§ **TASK REQUIREMENTS**
Lines containing the string "title" are to be counted; report the number and nothing more.

§ **GIVEN DATA**

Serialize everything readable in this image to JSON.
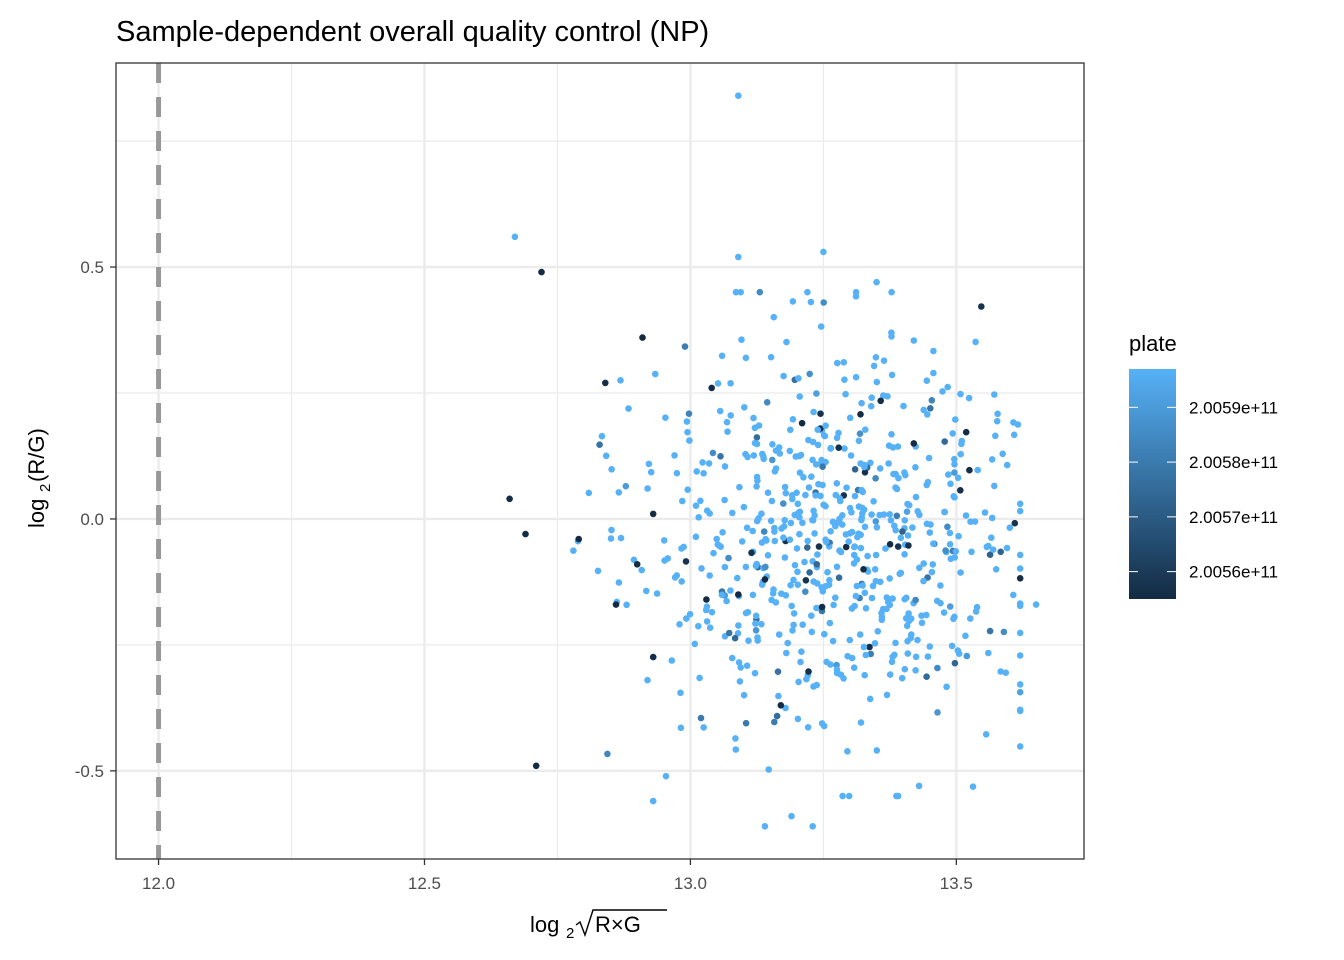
{
  "chart_data": {
    "type": "scatter",
    "title": "Sample-dependent overall quality control (NP)",
    "xlabel": "log2√(R×G)",
    "ylabel": "log2(R/G)",
    "x_axis": {
      "min": 11.92,
      "max": 13.74,
      "major_ticks": [
        12.0,
        12.5,
        13.0,
        13.5
      ],
      "tick_labels": [
        "12.0",
        "12.5",
        "13.0",
        "13.5"
      ],
      "minor_ticks": [
        12.25,
        12.75,
        13.25
      ]
    },
    "y_axis": {
      "min": -0.675,
      "max": 0.905,
      "major_ticks": [
        -0.5,
        0.0,
        0.5
      ],
      "tick_labels": [
        "-0.5",
        "0.0",
        "0.5"
      ],
      "minor_ticks": [
        -0.25,
        0.25,
        0.75
      ]
    },
    "threshold_line": {
      "x": 12.0,
      "style": "dashed",
      "color": "#999999"
    },
    "legend": {
      "title": "plate",
      "min": 200555000000,
      "max": 200597000000,
      "labels": [
        "2.0059e+11",
        "2.0058e+11",
        "2.0057e+11",
        "2.0056e+11"
      ],
      "label_values": [
        200590000000,
        200580000000,
        200570000000,
        200560000000
      ],
      "low_color": "#132B43",
      "high_color": "#56B1F7"
    },
    "highlighted_points": [
      {
        "x": 13.09,
        "y": 0.84,
        "plate": 200597000000
      },
      {
        "x": 12.67,
        "y": 0.56,
        "plate": 200597000000
      },
      {
        "x": 12.72,
        "y": 0.49,
        "plate": 200555000000
      },
      {
        "x": 13.09,
        "y": 0.52,
        "plate": 200597000000
      },
      {
        "x": 13.25,
        "y": 0.53,
        "plate": 200597000000
      },
      {
        "x": 13.35,
        "y": 0.47,
        "plate": 200597000000
      },
      {
        "x": 12.91,
        "y": 0.36,
        "plate": 200555000000
      },
      {
        "x": 12.84,
        "y": 0.27,
        "plate": 200556000000
      },
      {
        "x": 13.04,
        "y": 0.26,
        "plate": 200555000000
      },
      {
        "x": 13.21,
        "y": 0.19,
        "plate": 200555000000
      },
      {
        "x": 13.42,
        "y": 0.15,
        "plate": 200555000000
      },
      {
        "x": 12.66,
        "y": 0.04,
        "plate": 200555000000
      },
      {
        "x": 12.69,
        "y": -0.03,
        "plate": 200555000000
      },
      {
        "x": 12.79,
        "y": -0.04,
        "plate": 200555000000
      },
      {
        "x": 12.93,
        "y": 0.01,
        "plate": 200555000000
      },
      {
        "x": 12.9,
        "y": -0.09,
        "plate": 200555000000
      },
      {
        "x": 12.86,
        "y": -0.17,
        "plate": 200555000000
      },
      {
        "x": 13.03,
        "y": -0.16,
        "plate": 200555000000
      },
      {
        "x": 13.14,
        "y": -0.12,
        "plate": 200555000000
      },
      {
        "x": 13.09,
        "y": -0.15,
        "plate": 200555000000
      },
      {
        "x": 13.17,
        "y": -0.37,
        "plate": 200555000000
      },
      {
        "x": 12.71,
        "y": -0.49,
        "plate": 200555000000
      },
      {
        "x": 12.93,
        "y": -0.56,
        "plate": 200597000000
      },
      {
        "x": 13.14,
        "y": -0.61,
        "plate": 200597000000
      },
      {
        "x": 13.23,
        "y": -0.61,
        "plate": 200597000000
      },
      {
        "x": 13.19,
        "y": -0.59,
        "plate": 200597000000
      },
      {
        "x": 13.65,
        "y": -0.17,
        "plate": 200597000000
      },
      {
        "x": 13.62,
        "y": 0.03,
        "plate": 200597000000
      },
      {
        "x": 13.43,
        "y": -0.53,
        "plate": 200597000000
      }
    ],
    "bulk_distribution": {
      "count": 680,
      "x_center": 13.27,
      "x_spread": 0.18,
      "x_range": [
        12.78,
        13.62
      ],
      "y_center": -0.04,
      "y_spread": 0.2,
      "y_range": [
        -0.55,
        0.45
      ],
      "dark_fraction": 0.035
    }
  }
}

§ **TASK RESPONSE**
2